Copy every line of the listing that holds the string "expressions".

----------------------------------------

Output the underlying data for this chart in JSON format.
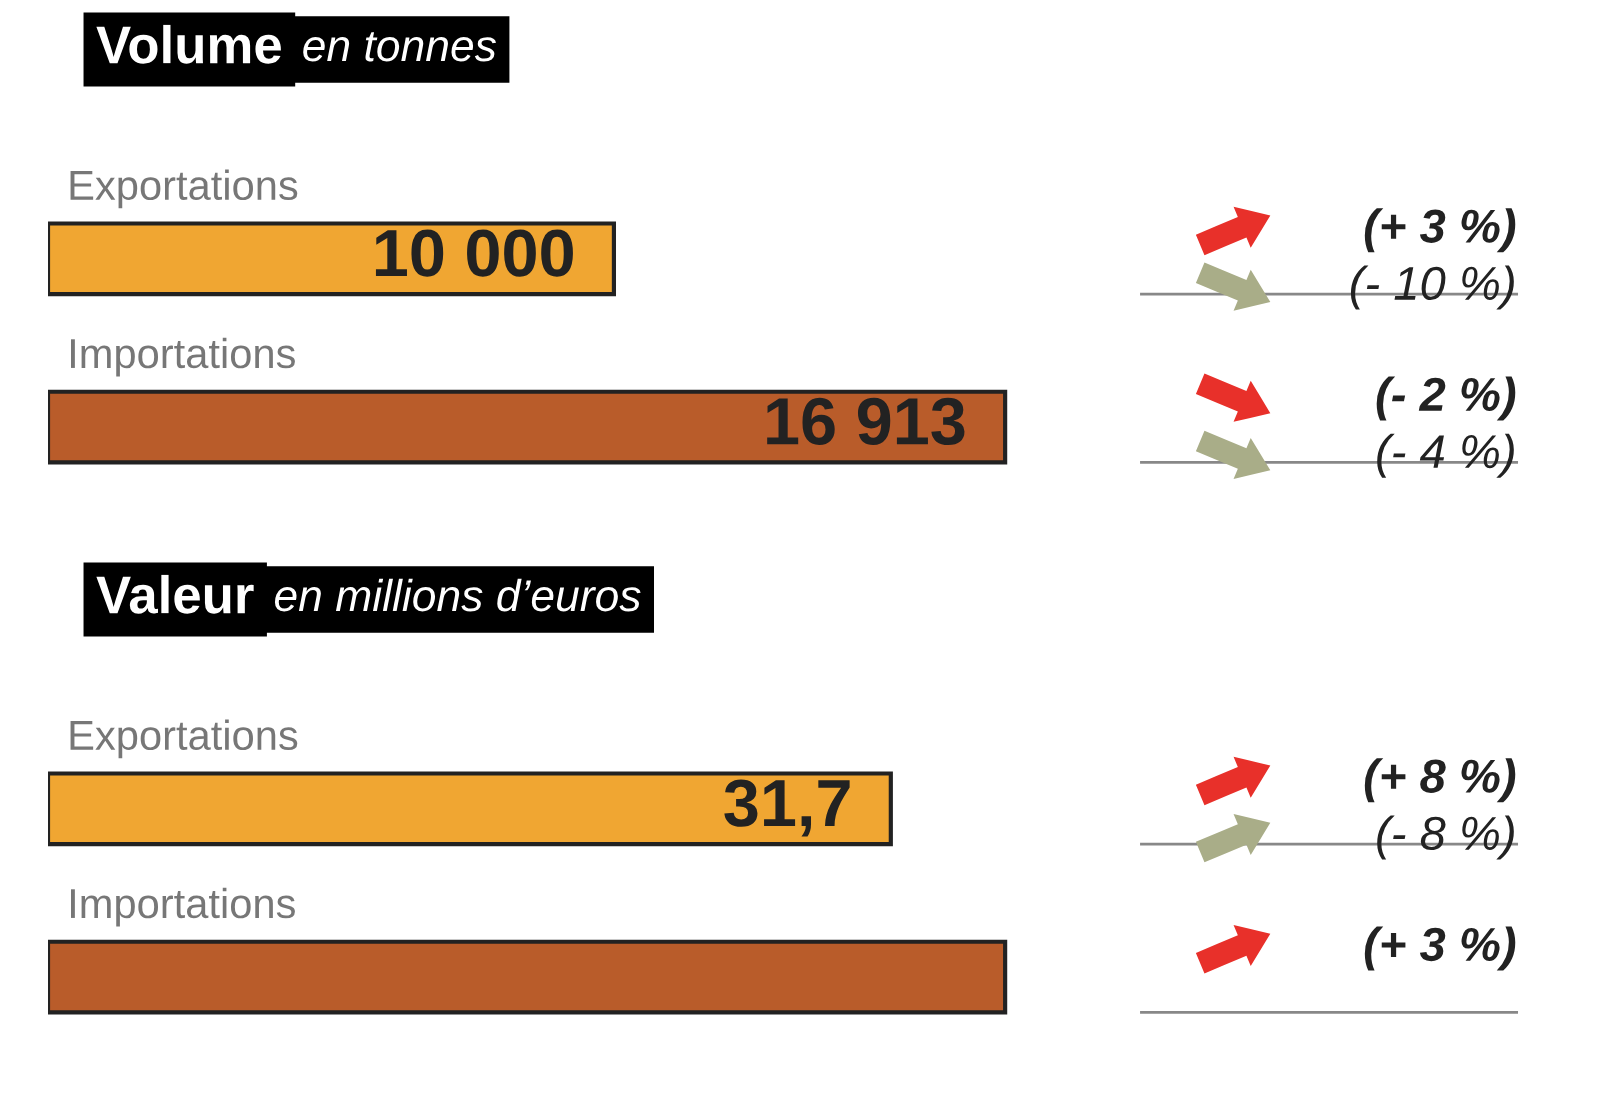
{
  "chart_data": [
    {
      "type": "bar",
      "orientation": "horizontal",
      "title": "Volume",
      "subtitle": "en tonnes",
      "categories": [
        "Exportations",
        "Importations"
      ],
      "values": [
        10000,
        16913
      ],
      "colors": [
        "#f0a632",
        "#b95c2a"
      ],
      "value_labels": [
        "10 000",
        "16 913"
      ],
      "annotations": [
        "(+ 3 %)",
        "(- 10 %)",
        "(- 2 %)",
        "(- 4 %)"
      ]
    },
    {
      "type": "bar",
      "orientation": "horizontal",
      "title": "Valeur",
      "subtitle": "en millions d’euros",
      "categories": [
        "Exportations",
        "Importations"
      ],
      "values": [
        31.7,
        36
      ],
      "colors": [
        "#f0a632",
        "#b95c2a"
      ],
      "value_labels": [
        "31,7",
        null
      ],
      "annotations": [
        "(+ 8 %)",
        "(- 8 %)",
        "(+ 3 %)"
      ]
    }
  ]
}
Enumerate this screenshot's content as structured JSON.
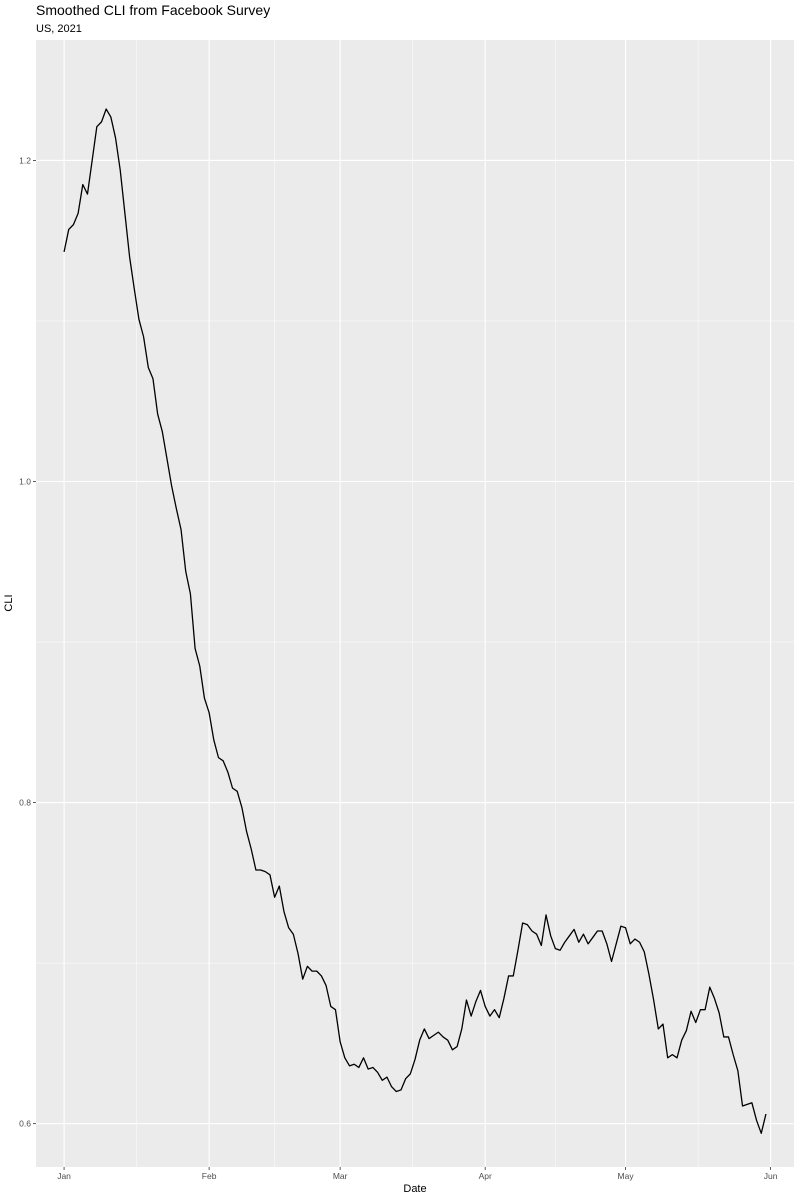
{
  "chart_data": {
    "type": "line",
    "title": "Smoothed CLI from Facebook Survey",
    "subtitle": "US, 2021",
    "xlabel": "Date",
    "ylabel": "CLI",
    "x_start": "2021-01-01",
    "x_end": "2021-05-31",
    "xlim": [
      "2020-12-26",
      "2021-06-06"
    ],
    "ylim": [
      0.573,
      1.275
    ],
    "y_ticks": [
      0.6,
      0.8,
      1.0,
      1.2
    ],
    "y_tick_labels": [
      "0.6",
      "0.8",
      "1.0",
      "1.2"
    ],
    "x_ticks": [
      "2021-01-01",
      "2021-02-01",
      "2021-03-01",
      "2021-04-01",
      "2021-05-01",
      "2021-06-01"
    ],
    "x_tick_labels": [
      "Jan",
      "Feb",
      "Mar",
      "Apr",
      "May",
      "Jun"
    ],
    "grid": true,
    "line_color": "#000000",
    "panel_color": "#ebebeb",
    "values": [
      1.143,
      1.157,
      1.16,
      1.167,
      1.185,
      1.179,
      1.2,
      1.221,
      1.224,
      1.232,
      1.227,
      1.214,
      1.194,
      1.167,
      1.14,
      1.12,
      1.101,
      1.09,
      1.071,
      1.064,
      1.042,
      1.031,
      1.014,
      0.997,
      0.983,
      0.97,
      0.944,
      0.93,
      0.896,
      0.885,
      0.865,
      0.856,
      0.839,
      0.828,
      0.826,
      0.819,
      0.809,
      0.807,
      0.797,
      0.782,
      0.771,
      0.758,
      0.758,
      0.757,
      0.755,
      0.741,
      0.748,
      0.732,
      0.722,
      0.718,
      0.706,
      0.69,
      0.698,
      0.695,
      0.695,
      0.692,
      0.686,
      0.673,
      0.671,
      0.651,
      0.641,
      0.636,
      0.637,
      0.635,
      0.641,
      0.634,
      0.635,
      0.632,
      0.627,
      0.629,
      0.623,
      0.62,
      0.621,
      0.628,
      0.631,
      0.64,
      0.652,
      0.659,
      0.653,
      0.655,
      0.657,
      0.654,
      0.652,
      0.646,
      0.648,
      0.659,
      0.677,
      0.667,
      0.676,
      0.683,
      0.673,
      0.667,
      0.671,
      0.666,
      0.678,
      0.692,
      0.692,
      0.708,
      0.725,
      0.724,
      0.72,
      0.718,
      0.711,
      0.73,
      0.717,
      0.709,
      0.708,
      0.713,
      0.717,
      0.721,
      0.713,
      0.718,
      0.712,
      0.716,
      0.72,
      0.72,
      0.712,
      0.701,
      0.712,
      0.723,
      0.722,
      0.712,
      0.715,
      0.713,
      0.707,
      0.693,
      0.677,
      0.659,
      0.662,
      0.641,
      0.643,
      0.641,
      0.652,
      0.658,
      0.67,
      0.663,
      0.671,
      0.671,
      0.685,
      0.678,
      0.669,
      0.654,
      0.654,
      0.643,
      0.633,
      0.611,
      0.612,
      0.613,
      0.602,
      0.594,
      0.606
    ]
  }
}
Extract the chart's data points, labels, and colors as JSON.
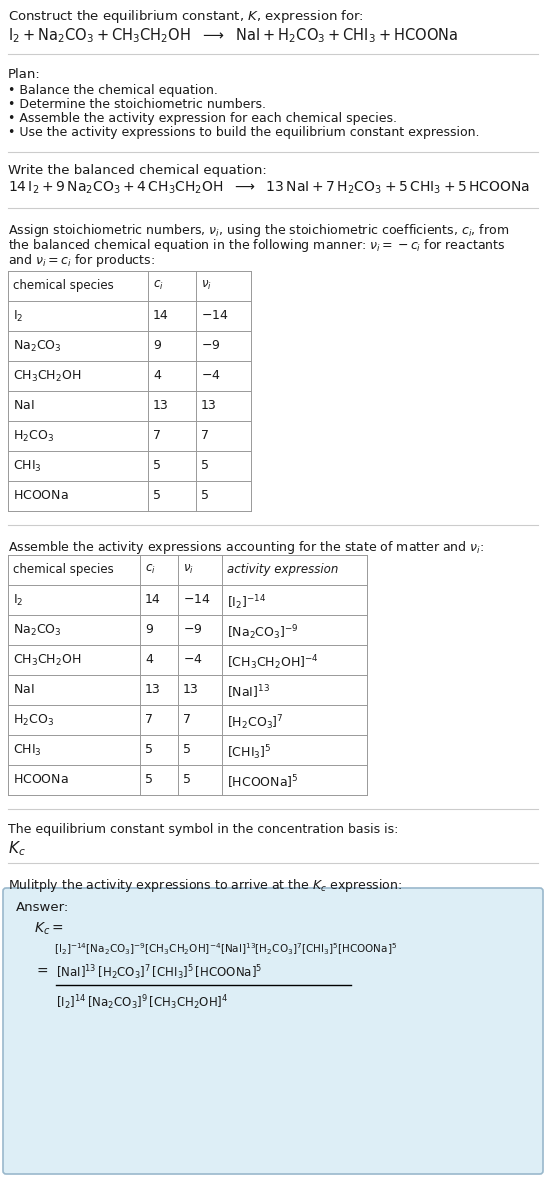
{
  "bg_color": "#ffffff",
  "text_color": "#1a1a1a",
  "title_line1": "Construct the equilibrium constant, $K$, expression for:",
  "plan_header": "Plan:",
  "plan_items": [
    "• Balance the chemical equation.",
    "• Determine the stoichiometric numbers.",
    "• Assemble the activity expression for each chemical species.",
    "• Use the activity expressions to build the equilibrium constant expression."
  ],
  "balanced_header": "Write the balanced chemical equation:",
  "stoich_header_parts": [
    "Assign stoichiometric numbers, $\\nu_i$, using the stoichiometric coefficients, $c_i$, from",
    "the balanced chemical equation in the following manner: $\\nu_i = -c_i$ for reactants",
    "and $\\nu_i = c_i$ for products:"
  ],
  "table1_cols": [
    "chemical species",
    "$c_i$",
    "$\\nu_i$"
  ],
  "table1_data": [
    [
      "$\\mathrm{I_2}$",
      "14",
      "$-14$"
    ],
    [
      "$\\mathrm{Na_2CO_3}$",
      "9",
      "$-9$"
    ],
    [
      "$\\mathrm{CH_3CH_2OH}$",
      "4",
      "$-4$"
    ],
    [
      "$\\mathrm{NaI}$",
      "13",
      "13"
    ],
    [
      "$\\mathrm{H_2CO_3}$",
      "7",
      "7"
    ],
    [
      "$\\mathrm{CHI_3}$",
      "5",
      "5"
    ],
    [
      "$\\mathrm{HCOONa}$",
      "5",
      "5"
    ]
  ],
  "activity_header": "Assemble the activity expressions accounting for the state of matter and $\\nu_i$:",
  "table2_cols": [
    "chemical species",
    "$c_i$",
    "$\\nu_i$",
    "activity expression"
  ],
  "table2_data": [
    [
      "$\\mathrm{I_2}$",
      "14",
      "$-14$",
      "$[\\mathrm{I_2}]^{-14}$"
    ],
    [
      "$\\mathrm{Na_2CO_3}$",
      "9",
      "$-9$",
      "$[\\mathrm{Na_2CO_3}]^{-9}$"
    ],
    [
      "$\\mathrm{CH_3CH_2OH}$",
      "4",
      "$-4$",
      "$[\\mathrm{CH_3CH_2OH}]^{-4}$"
    ],
    [
      "$\\mathrm{NaI}$",
      "13",
      "13",
      "$[\\mathrm{NaI}]^{13}$"
    ],
    [
      "$\\mathrm{H_2CO_3}$",
      "7",
      "7",
      "$[\\mathrm{H_2CO_3}]^{7}$"
    ],
    [
      "$\\mathrm{CHI_3}$",
      "5",
      "5",
      "$[\\mathrm{CHI_3}]^{5}$"
    ],
    [
      "$\\mathrm{HCOONa}$",
      "5",
      "5",
      "$[\\mathrm{HCOONa}]^{5}$"
    ]
  ],
  "kc_header": "The equilibrium constant symbol in the concentration basis is:",
  "kc_symbol": "$K_c$",
  "multiply_header": "Mulitply the activity expressions to arrive at the $K_c$ expression:",
  "answer_label": "Answer:",
  "answer_box_color": "#ddeef6",
  "answer_box_border": "#9ab8cc",
  "sep_color": "#cccccc",
  "table_border": "#999999"
}
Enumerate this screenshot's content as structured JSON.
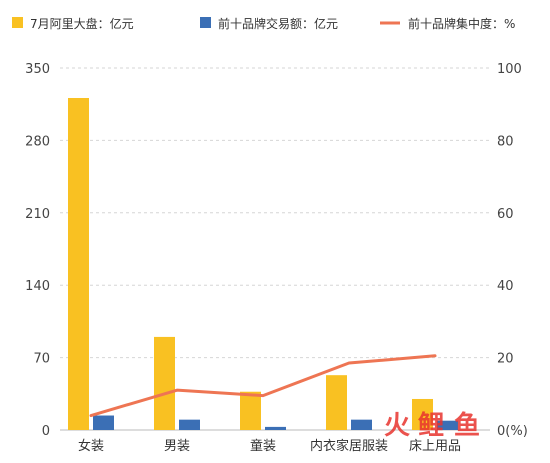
{
  "chart_data": {
    "type": "bar",
    "categories": [
      "女装",
      "男装",
      "童装",
      "内衣家居服装",
      "床上用品"
    ],
    "series": [
      {
        "name": "7月阿里大盘：亿元",
        "kind": "bar",
        "axis": "left",
        "color": "#F9C122",
        "values": [
          321,
          90,
          37,
          53,
          30
        ]
      },
      {
        "name": "前十品牌交易额：亿元",
        "kind": "bar",
        "axis": "left",
        "color": "#3B6FB5",
        "values": [
          14,
          10,
          3,
          10,
          9
        ]
      },
      {
        "name": "前十品牌集中度：%",
        "kind": "line",
        "axis": "right",
        "color": "#EE7553",
        "values": [
          4,
          11,
          9.5,
          18.5,
          20.5
        ]
      }
    ],
    "yleft": {
      "ticks": [
        "0",
        "70",
        "140",
        "210",
        "280",
        "350"
      ],
      "range": [
        0,
        350
      ]
    },
    "yright": {
      "ticks": [
        "0(%)",
        "20",
        "40",
        "60",
        "80",
        "100"
      ],
      "range": [
        0,
        100
      ]
    },
    "grid": true,
    "legend_position": "top",
    "watermark": "火鲤鱼"
  }
}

----------------------------------------

■ **Answer to this task**
    "• Use the activity expressions to build the equilibrium constant expression."
  "activity_header": "Assemble the activity expressions accounting for the state of matter and $\\nu_i$:",
  "multiply_header": "Mulitply the activity expressions to arrive at the $K_c$ expression:",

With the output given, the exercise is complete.